[What you should do]
Within the material below, find each line bearing the word "pomona" and present it.

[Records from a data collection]
= = = =

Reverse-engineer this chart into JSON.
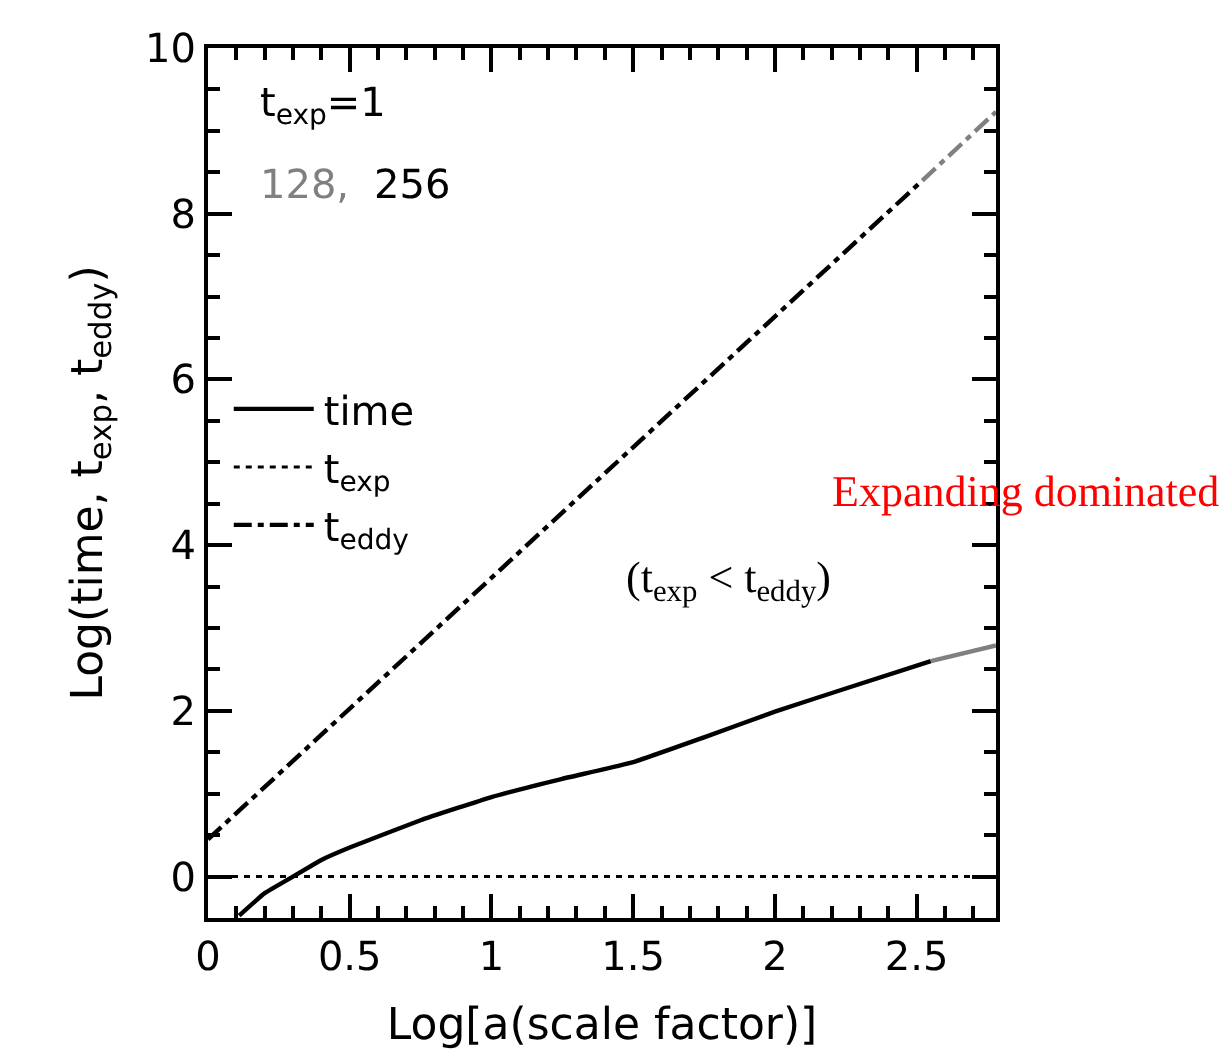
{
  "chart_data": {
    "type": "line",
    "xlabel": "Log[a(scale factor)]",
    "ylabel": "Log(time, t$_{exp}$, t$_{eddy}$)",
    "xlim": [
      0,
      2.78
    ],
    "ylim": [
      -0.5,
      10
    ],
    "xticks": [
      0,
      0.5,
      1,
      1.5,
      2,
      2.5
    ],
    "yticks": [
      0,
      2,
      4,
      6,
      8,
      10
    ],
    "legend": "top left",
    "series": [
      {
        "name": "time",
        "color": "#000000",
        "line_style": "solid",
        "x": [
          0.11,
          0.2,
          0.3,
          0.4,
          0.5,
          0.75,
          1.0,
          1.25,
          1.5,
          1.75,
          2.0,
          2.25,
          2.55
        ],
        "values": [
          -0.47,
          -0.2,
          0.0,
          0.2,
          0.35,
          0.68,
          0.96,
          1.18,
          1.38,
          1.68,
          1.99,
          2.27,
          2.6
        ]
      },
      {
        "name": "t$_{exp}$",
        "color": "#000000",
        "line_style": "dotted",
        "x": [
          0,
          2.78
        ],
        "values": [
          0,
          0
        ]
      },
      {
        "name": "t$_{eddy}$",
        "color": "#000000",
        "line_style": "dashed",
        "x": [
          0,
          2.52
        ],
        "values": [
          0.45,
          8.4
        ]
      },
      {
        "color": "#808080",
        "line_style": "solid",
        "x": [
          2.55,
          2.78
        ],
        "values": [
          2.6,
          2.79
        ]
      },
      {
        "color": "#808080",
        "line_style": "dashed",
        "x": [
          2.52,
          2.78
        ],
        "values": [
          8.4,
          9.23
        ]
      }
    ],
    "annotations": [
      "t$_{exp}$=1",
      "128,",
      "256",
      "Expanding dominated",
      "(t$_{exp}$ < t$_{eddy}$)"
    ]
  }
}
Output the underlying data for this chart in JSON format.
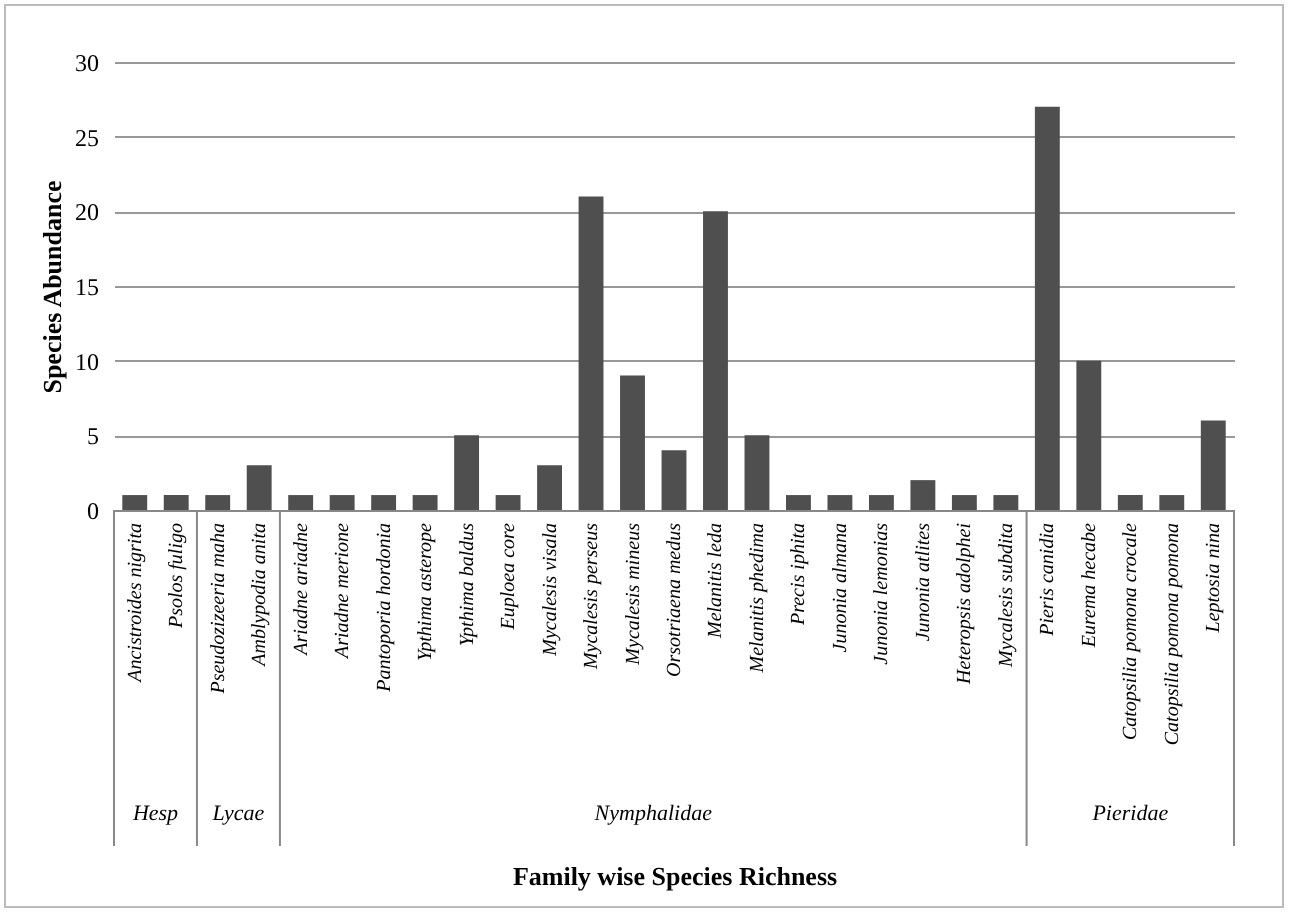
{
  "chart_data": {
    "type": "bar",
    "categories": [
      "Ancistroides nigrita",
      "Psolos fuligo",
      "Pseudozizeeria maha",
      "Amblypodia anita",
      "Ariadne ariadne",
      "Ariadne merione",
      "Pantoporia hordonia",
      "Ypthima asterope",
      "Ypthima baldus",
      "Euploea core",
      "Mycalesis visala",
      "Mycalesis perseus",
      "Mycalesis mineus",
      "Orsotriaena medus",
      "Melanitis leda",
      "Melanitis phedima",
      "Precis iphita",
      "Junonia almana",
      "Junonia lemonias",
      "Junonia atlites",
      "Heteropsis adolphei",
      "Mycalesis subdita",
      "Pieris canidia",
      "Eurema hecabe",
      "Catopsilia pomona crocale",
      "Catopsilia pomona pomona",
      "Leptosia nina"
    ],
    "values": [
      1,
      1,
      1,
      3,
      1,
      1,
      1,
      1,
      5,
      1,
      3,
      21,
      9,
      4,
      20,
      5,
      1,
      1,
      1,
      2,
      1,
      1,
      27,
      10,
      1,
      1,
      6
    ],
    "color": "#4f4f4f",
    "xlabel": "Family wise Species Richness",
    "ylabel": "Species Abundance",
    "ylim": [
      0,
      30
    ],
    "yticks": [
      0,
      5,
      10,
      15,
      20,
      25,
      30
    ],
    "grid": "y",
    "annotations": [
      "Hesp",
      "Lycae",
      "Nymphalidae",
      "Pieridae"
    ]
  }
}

= = = =

[Exercise output]
      "Catopsilia pomona crocale",
      "Catopsilia pomona pomona",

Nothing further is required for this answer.